*** DATA TO PROCESS ***

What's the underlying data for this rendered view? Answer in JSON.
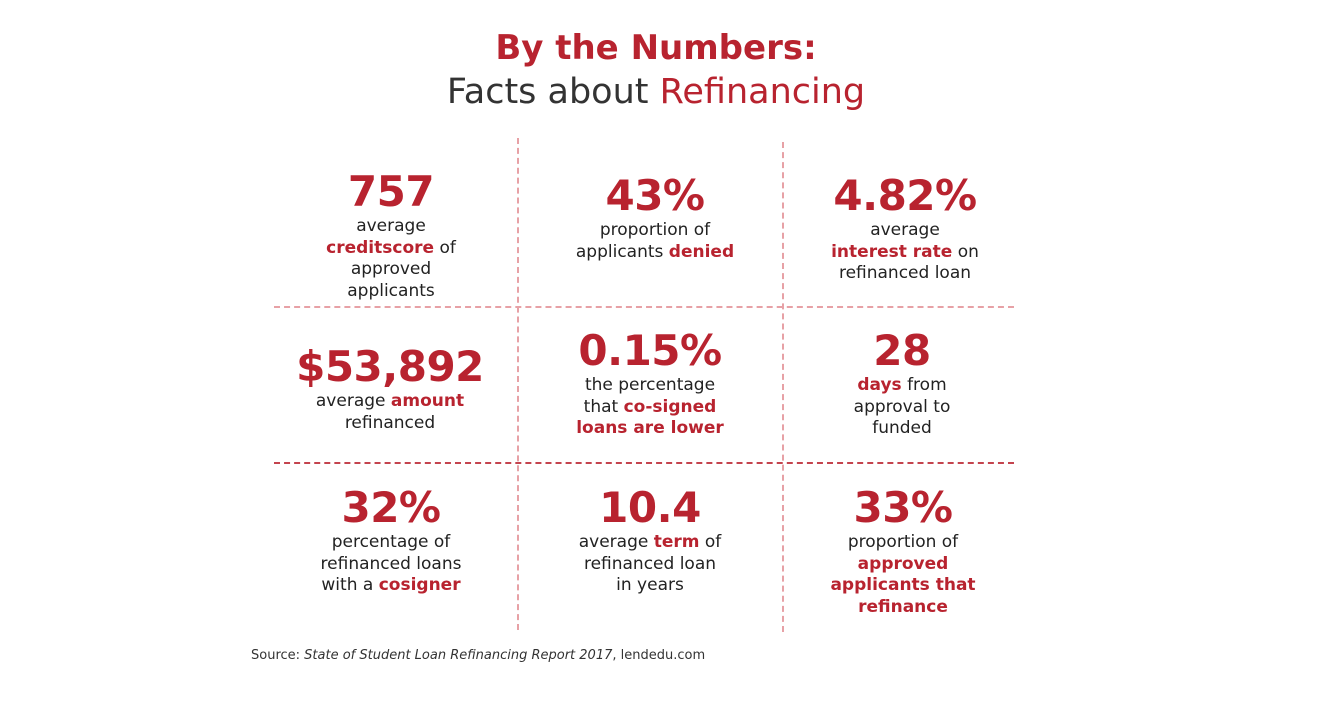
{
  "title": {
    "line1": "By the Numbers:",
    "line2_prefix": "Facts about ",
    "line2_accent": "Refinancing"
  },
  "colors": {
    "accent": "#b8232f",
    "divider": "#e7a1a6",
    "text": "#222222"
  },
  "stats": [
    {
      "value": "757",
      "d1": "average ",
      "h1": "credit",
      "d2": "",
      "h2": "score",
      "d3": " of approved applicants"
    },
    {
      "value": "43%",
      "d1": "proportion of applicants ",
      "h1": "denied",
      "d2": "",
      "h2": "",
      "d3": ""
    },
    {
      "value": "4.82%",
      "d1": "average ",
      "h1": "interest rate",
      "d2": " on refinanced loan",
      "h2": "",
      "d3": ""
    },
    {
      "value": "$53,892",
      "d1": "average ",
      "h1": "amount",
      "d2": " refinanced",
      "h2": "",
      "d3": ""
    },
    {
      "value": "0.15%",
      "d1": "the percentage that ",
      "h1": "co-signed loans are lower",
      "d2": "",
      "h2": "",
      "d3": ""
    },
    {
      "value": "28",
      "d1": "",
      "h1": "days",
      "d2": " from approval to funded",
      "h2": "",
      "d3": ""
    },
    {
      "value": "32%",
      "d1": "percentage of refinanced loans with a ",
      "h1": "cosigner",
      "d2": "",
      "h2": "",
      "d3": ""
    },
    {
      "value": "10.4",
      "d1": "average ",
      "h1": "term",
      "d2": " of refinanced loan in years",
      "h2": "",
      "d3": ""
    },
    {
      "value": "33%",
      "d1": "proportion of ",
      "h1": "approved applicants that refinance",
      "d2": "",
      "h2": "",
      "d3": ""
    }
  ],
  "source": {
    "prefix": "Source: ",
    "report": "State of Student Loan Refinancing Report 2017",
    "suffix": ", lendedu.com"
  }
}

***
*** DATA TO PROCESS ***

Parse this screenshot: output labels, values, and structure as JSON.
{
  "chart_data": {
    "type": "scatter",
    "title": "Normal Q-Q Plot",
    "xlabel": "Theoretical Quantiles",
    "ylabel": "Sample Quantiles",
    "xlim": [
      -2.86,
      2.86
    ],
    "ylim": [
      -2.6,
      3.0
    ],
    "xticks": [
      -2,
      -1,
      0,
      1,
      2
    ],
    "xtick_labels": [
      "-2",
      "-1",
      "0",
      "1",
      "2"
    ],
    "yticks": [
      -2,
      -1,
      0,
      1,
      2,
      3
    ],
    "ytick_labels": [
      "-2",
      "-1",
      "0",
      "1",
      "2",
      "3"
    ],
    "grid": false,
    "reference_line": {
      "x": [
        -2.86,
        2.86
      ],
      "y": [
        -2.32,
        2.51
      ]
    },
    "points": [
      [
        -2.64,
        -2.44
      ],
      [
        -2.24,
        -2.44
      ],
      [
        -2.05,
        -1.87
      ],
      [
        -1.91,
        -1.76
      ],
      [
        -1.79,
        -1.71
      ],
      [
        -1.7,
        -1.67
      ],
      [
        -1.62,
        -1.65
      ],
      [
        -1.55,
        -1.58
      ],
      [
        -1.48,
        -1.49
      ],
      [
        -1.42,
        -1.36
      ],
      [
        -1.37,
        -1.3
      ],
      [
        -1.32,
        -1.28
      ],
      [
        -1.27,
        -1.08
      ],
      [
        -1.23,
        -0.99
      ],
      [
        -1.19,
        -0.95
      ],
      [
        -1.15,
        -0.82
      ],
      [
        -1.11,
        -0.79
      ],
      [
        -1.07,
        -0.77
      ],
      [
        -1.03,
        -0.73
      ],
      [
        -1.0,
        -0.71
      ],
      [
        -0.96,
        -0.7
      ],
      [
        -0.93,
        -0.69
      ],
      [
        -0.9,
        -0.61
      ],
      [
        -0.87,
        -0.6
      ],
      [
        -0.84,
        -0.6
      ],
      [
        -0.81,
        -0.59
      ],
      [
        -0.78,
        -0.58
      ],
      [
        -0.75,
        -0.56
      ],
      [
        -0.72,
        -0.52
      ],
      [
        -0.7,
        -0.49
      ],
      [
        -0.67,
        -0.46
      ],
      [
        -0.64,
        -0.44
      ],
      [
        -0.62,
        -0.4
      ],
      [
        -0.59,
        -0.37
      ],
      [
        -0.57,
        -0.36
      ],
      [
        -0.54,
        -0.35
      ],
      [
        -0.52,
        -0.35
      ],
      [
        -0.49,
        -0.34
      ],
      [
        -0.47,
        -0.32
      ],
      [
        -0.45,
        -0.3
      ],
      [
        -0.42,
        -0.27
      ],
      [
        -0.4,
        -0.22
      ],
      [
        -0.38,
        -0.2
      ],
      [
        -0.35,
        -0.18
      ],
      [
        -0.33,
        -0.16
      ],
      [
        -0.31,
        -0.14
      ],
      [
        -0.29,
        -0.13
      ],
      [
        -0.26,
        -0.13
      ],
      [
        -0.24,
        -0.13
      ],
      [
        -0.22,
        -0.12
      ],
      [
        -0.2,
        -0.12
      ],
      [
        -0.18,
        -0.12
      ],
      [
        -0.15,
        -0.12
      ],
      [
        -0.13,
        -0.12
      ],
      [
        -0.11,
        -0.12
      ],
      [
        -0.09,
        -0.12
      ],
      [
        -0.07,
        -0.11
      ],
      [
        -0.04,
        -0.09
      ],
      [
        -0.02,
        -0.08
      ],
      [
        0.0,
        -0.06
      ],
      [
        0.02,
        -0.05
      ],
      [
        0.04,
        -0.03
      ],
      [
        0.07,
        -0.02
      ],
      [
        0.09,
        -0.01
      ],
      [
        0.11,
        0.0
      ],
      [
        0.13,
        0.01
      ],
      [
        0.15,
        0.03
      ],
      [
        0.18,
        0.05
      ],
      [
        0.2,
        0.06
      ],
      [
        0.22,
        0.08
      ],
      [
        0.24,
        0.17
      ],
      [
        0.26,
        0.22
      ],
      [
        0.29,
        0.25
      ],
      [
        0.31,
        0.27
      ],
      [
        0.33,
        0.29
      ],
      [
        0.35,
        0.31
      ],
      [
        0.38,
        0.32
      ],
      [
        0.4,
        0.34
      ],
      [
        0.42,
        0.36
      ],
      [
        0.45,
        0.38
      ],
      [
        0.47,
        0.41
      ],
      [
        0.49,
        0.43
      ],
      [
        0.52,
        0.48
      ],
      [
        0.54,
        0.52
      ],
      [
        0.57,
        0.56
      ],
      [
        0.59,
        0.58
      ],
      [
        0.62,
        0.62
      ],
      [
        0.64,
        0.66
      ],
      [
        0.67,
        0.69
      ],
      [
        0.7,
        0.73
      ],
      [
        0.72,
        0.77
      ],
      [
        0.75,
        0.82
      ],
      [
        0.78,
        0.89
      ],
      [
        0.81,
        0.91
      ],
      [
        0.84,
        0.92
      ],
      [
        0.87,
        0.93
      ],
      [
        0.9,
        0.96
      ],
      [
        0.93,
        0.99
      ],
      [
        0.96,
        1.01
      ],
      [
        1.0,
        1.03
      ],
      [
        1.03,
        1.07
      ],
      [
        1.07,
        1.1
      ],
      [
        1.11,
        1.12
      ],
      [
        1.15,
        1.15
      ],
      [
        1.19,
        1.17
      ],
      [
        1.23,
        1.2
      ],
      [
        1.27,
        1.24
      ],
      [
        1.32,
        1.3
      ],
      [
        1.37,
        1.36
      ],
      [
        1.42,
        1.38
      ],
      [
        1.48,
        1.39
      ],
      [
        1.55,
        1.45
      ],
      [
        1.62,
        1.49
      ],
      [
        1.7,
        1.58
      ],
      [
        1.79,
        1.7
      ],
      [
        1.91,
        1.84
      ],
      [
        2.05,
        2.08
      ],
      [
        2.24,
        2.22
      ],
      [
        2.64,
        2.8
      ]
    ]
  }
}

***
*** DATA TO PROCESS ***

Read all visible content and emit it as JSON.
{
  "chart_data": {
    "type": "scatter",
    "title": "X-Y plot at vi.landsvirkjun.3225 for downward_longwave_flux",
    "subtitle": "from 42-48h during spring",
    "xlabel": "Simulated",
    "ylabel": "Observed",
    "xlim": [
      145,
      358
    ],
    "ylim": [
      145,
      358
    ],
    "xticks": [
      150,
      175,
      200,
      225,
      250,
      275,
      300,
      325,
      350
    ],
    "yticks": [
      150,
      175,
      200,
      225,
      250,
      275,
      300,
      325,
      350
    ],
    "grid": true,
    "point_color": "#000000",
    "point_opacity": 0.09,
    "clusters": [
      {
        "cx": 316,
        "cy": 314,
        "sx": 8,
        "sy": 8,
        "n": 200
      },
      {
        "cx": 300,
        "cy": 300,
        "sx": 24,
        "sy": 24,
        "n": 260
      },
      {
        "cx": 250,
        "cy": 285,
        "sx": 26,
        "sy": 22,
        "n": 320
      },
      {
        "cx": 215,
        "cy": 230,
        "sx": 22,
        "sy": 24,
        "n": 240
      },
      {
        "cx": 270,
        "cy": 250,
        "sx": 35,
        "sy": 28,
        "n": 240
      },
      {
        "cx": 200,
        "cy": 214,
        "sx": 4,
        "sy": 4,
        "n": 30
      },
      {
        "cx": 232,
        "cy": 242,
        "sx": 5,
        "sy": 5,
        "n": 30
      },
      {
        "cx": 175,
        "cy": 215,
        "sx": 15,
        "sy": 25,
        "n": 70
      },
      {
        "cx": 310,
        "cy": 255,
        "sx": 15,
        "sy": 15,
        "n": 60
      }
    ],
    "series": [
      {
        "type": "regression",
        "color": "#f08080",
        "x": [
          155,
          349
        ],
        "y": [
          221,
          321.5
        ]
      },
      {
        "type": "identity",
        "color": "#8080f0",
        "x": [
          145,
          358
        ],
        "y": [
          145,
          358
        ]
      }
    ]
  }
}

***

» TASK TO CARRY OUT:
Isolate each line of the listing above that includes "applicants". Copy it.

» FULL RESPONSE:
      "d3": " of approved applicants"
      "d1": "proportion of applicants ",
      "h1": "approved applicants that refinance",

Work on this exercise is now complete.